— DATA EXTRACT —
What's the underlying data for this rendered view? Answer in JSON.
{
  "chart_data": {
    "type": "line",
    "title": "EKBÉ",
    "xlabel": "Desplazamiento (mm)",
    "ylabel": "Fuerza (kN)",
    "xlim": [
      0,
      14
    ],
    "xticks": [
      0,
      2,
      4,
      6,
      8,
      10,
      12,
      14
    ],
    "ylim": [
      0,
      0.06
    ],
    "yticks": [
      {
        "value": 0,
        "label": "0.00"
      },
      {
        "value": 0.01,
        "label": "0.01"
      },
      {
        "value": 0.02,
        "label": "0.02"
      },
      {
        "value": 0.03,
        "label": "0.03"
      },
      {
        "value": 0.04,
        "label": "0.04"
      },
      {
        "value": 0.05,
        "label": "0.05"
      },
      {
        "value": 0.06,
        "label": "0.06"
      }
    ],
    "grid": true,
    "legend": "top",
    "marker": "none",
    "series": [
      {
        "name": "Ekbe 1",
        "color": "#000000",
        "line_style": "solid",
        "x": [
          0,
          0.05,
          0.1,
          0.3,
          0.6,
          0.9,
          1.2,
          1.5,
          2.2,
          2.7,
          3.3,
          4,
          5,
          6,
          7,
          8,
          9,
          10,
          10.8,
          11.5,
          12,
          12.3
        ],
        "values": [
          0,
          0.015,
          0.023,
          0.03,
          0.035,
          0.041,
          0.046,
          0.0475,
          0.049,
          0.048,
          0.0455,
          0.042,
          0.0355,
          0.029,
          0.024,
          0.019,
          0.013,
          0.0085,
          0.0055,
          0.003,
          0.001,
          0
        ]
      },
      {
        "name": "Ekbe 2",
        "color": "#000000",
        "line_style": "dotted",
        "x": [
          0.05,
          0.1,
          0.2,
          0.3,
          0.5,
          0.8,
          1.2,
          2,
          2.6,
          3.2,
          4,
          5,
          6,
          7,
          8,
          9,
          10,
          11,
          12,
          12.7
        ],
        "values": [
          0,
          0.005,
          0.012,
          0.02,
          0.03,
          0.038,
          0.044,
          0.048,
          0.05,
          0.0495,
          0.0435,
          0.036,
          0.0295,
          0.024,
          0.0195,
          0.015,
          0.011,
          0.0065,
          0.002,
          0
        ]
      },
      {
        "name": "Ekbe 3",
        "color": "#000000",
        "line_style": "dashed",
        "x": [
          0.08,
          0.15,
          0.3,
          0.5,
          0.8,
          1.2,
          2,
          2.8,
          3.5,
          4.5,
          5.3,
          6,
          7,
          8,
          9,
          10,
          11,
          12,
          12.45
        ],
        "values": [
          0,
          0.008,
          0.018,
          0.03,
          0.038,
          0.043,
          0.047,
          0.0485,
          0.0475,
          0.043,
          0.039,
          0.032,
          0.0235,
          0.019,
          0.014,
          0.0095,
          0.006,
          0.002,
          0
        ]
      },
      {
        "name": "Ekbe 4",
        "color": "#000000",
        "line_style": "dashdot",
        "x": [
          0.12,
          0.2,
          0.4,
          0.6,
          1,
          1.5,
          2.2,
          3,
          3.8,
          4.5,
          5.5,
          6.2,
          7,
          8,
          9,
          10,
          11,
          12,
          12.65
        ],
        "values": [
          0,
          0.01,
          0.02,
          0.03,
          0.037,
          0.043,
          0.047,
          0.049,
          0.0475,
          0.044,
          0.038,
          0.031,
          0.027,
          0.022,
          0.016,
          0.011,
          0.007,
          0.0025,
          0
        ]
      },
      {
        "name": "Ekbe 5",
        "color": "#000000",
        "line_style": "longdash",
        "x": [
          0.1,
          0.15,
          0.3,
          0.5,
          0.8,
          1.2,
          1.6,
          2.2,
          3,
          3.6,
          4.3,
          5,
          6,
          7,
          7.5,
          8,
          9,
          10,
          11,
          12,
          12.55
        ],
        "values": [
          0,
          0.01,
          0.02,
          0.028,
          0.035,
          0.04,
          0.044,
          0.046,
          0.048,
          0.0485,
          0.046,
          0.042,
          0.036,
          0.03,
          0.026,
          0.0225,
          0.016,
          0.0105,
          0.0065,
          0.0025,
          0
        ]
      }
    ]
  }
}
==
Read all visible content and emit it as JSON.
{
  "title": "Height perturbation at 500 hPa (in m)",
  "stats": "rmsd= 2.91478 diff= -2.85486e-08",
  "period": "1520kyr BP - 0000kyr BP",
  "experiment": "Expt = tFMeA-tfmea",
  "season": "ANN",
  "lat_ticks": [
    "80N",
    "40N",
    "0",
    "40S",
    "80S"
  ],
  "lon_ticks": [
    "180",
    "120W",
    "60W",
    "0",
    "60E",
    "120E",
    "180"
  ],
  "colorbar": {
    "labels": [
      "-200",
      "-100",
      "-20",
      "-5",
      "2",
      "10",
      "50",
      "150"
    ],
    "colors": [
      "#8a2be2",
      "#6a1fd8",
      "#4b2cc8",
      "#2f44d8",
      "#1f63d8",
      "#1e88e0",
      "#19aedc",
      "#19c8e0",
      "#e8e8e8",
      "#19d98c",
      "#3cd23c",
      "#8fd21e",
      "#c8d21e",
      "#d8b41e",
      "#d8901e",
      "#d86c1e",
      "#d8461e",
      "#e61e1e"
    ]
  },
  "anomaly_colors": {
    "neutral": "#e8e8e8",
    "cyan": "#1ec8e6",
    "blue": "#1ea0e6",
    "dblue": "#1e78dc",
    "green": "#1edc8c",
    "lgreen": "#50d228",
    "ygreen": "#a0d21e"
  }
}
--
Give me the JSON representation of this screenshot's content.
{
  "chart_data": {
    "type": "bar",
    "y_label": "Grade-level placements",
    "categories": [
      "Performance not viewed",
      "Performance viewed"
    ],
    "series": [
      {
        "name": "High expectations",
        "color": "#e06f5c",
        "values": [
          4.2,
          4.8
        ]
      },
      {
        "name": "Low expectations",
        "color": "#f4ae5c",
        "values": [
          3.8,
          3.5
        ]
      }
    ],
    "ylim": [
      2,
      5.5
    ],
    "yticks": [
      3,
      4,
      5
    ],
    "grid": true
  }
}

— YOUR TASK —
Find the string "name" in the entries above and return each line that holds it.

— ANSWER —
        "name": "Ekbe 1",
        "name": "Ekbe 2",
        "name": "Ekbe 3",
        "name": "Ekbe 4",
        "name": "Ekbe 5",
        "name": "High expectations",
        "name": "Low expectations",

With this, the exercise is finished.